Objective:
Output the records. Match them exactly.

━━━━━ Listed entries

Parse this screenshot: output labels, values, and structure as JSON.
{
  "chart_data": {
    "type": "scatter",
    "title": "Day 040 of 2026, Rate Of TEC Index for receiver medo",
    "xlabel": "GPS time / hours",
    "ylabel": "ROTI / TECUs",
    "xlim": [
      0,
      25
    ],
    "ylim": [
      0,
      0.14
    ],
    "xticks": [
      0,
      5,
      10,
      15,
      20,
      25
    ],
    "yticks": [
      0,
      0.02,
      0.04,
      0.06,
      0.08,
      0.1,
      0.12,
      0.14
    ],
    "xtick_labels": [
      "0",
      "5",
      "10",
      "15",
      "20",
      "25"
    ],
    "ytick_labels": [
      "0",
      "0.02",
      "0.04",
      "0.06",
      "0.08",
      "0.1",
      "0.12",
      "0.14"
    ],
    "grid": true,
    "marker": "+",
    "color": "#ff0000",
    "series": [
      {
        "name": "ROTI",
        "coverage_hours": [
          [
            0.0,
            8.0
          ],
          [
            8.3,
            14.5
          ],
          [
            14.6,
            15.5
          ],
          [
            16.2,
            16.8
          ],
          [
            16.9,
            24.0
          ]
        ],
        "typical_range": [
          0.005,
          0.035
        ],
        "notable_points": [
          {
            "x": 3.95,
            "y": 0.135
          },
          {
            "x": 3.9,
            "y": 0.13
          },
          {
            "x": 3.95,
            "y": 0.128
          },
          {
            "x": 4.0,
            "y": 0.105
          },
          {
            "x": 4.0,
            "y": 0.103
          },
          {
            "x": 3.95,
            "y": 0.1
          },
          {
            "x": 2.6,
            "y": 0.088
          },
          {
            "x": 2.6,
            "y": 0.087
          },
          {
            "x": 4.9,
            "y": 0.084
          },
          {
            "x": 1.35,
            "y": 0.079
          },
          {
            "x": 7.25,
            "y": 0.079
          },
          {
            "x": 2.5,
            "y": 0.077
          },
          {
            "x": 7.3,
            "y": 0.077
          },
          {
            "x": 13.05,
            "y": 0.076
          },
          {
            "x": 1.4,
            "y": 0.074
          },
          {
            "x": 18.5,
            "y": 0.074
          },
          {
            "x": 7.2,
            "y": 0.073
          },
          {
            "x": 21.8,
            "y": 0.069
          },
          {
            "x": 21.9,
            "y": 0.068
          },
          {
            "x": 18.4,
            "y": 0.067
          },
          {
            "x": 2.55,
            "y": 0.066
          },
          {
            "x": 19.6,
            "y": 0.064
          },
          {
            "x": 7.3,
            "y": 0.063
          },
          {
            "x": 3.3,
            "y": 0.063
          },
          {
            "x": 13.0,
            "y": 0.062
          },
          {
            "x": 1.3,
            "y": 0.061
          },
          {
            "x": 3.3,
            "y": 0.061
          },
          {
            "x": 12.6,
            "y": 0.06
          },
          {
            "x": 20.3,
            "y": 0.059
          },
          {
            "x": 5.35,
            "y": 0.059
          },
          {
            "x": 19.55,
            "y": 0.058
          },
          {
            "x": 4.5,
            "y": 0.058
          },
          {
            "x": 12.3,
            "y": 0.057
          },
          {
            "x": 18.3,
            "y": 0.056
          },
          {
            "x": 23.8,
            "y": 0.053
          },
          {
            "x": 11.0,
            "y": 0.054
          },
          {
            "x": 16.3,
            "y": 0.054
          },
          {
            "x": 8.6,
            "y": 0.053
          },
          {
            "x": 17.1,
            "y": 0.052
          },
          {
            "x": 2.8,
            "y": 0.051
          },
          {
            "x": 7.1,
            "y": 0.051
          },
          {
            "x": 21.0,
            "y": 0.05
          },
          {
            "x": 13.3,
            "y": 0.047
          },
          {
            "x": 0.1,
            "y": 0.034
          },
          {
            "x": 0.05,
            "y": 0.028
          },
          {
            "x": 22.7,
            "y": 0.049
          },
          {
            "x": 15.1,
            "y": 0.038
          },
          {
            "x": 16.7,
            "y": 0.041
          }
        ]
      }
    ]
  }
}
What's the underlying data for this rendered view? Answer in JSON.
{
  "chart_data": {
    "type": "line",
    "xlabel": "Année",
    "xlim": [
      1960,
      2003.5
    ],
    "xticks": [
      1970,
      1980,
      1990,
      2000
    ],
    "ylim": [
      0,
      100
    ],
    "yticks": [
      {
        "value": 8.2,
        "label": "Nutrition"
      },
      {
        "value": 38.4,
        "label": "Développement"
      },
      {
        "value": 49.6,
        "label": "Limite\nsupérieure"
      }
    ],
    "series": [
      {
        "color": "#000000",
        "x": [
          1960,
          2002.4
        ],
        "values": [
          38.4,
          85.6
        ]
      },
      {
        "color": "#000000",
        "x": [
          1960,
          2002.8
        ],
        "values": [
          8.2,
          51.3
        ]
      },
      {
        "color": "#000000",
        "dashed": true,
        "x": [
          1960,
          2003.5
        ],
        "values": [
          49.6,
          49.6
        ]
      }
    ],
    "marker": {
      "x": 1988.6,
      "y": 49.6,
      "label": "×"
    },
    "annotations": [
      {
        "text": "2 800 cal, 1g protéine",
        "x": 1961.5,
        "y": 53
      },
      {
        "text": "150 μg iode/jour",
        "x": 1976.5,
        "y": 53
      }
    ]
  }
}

━━━━━━━━━━

Output of the task:
Parse this screenshot: output labels, values, and structure as JSON.
{
  "chart_data": {
    "type": "scatter",
    "title": "Day 040 of 2026, Rate Of TEC Index for receiver medo",
    "xlabel": "GPS time / hours",
    "ylabel": "ROTI / TECUs",
    "xlim": [
      0,
      25
    ],
    "ylim": [
      0,
      0.14
    ],
    "xticks": [
      0,
      5,
      10,
      15,
      20,
      25
    ],
    "yticks": [
      0,
      0.02,
      0.04,
      0.06,
      0.08,
      0.1,
      0.12,
      0.14
    ],
    "xtick_labels": [
      "0",
      "5",
      "10",
      "15",
      "20",
      "25"
    ],
    "ytick_labels": [
      "0",
      "0.02",
      "0.04",
      "0.06",
      "0.08",
      "0.1",
      "0.12",
      "0.14"
    ],
    "grid": true,
    "marker": "+",
    "color": "#ff0000",
    "series": [
      {
        "name": "ROTI",
        "coverage_hours": [
          [
            0.0,
            8.0
          ],
          [
            8.3,
            14.5
          ],
          [
            14.6,
            15.5
          ],
          [
            16.2,
            16.8
          ],
          [
            16.9,
            24.0
          ]
        ],
        "typical_range": [
          0.005,
          0.035
        ],
        "notable_points": [
          {
            "x": 3.95,
            "y": 0.135
          },
          {
            "x": 3.9,
            "y": 0.13
          },
          {
            "x": 3.95,
            "y": 0.128
          },
          {
            "x": 4.0,
            "y": 0.105
          },
          {
            "x": 4.0,
            "y": 0.103
          },
          {
            "x": 3.95,
            "y": 0.1
          },
          {
            "x": 2.6,
            "y": 0.088
          },
          {
            "x": 2.6,
            "y": 0.087
          },
          {
            "x": 4.9,
            "y": 0.084
          },
          {
            "x": 1.35,
            "y": 0.079
          },
          {
            "x": 7.25,
            "y": 0.079
          },
          {
            "x": 2.5,
            "y": 0.077
          },
          {
            "x": 7.3,
            "y": 0.077
          },
          {
            "x": 13.05,
            "y": 0.076
          },
          {
            "x": 1.4,
            "y": 0.074
          },
          {
            "x": 18.5,
            "y": 0.074
          },
          {
            "x": 7.2,
            "y": 0.073
          },
          {
            "x": 21.8,
            "y": 0.069
          },
          {
            "x": 21.9,
            "y": 0.068
          },
          {
            "x": 18.4,
            "y": 0.067
          },
          {
            "x": 2.55,
            "y": 0.066
          },
          {
            "x": 19.6,
            "y": 0.064
          },
          {
            "x": 7.3,
            "y": 0.063
          },
          {
            "x": 3.3,
            "y": 0.063
          },
          {
            "x": 13.0,
            "y": 0.062
          },
          {
            "x": 1.3,
            "y": 0.061
          },
          {
            "x": 3.3,
            "y": 0.061
          },
          {
            "x": 12.6,
            "y": 0.06
          },
          {
            "x": 20.3,
            "y": 0.059
          },
          {
            "x": 5.35,
            "y": 0.059
          },
          {
            "x": 19.55,
            "y": 0.058
          },
          {
            "x": 4.5,
            "y": 0.058
          },
          {
            "x": 12.3,
            "y": 0.057
          },
          {
            "x": 18.3,
            "y": 0.056
          },
          {
            "x": 23.8,
            "y": 0.053
          },
          {
            "x": 11.0,
            "y": 0.054
          },
          {
            "x": 16.3,
            "y": 0.054
          },
          {
            "x": 8.6,
            "y": 0.053
          },
          {
            "x": 17.1,
            "y": 0.052
          },
          {
            "x": 2.8,
            "y": 0.051
          },
          {
            "x": 7.1,
            "y": 0.051
          },
          {
            "x": 21.0,
            "y": 0.05
          },
          {
            "x": 13.3,
            "y": 0.047
          },
          {
            "x": 0.1,
            "y": 0.034
          },
          {
            "x": 0.05,
            "y": 0.028
          },
          {
            "x": 22.7,
            "y": 0.049
          },
          {
            "x": 15.1,
            "y": 0.038
          },
          {
            "x": 16.7,
            "y": 0.041
          }
        ]
      }
    ]
  }
}
What's the underlying data for this rendered view? Answer in JSON.
{
  "chart_data": {
    "type": "line",
    "xlabel": "Année",
    "xlim": [
      1960,
      2003.5
    ],
    "xticks": [
      1970,
      1980,
      1990,
      2000
    ],
    "ylim": [
      0,
      100
    ],
    "yticks": [
      {
        "value": 8.2,
        "label": "Nutrition"
      },
      {
        "value": 38.4,
        "label": "Développement"
      },
      {
        "value": 49.6,
        "label": "Limite\nsupérieure"
      }
    ],
    "series": [
      {
        "color": "#000000",
        "x": [
          1960,
          2002.4
        ],
        "values": [
          38.4,
          85.6
        ]
      },
      {
        "color": "#000000",
        "x": [
          1960,
          2002.8
        ],
        "values": [
          8.2,
          51.3
        ]
      },
      {
        "color": "#000000",
        "dashed": true,
        "x": [
          1960,
          2003.5
        ],
        "values": [
          49.6,
          49.6
        ]
      }
    ],
    "marker": {
      "x": 1988.6,
      "y": 49.6,
      "label": "×"
    },
    "annotations": [
      {
        "text": "2 800 cal, 1g protéine",
        "x": 1961.5,
        "y": 53
      },
      {
        "text": "150 μg iode/jour",
        "x": 1976.5,
        "y": 53
      }
    ]
  }
}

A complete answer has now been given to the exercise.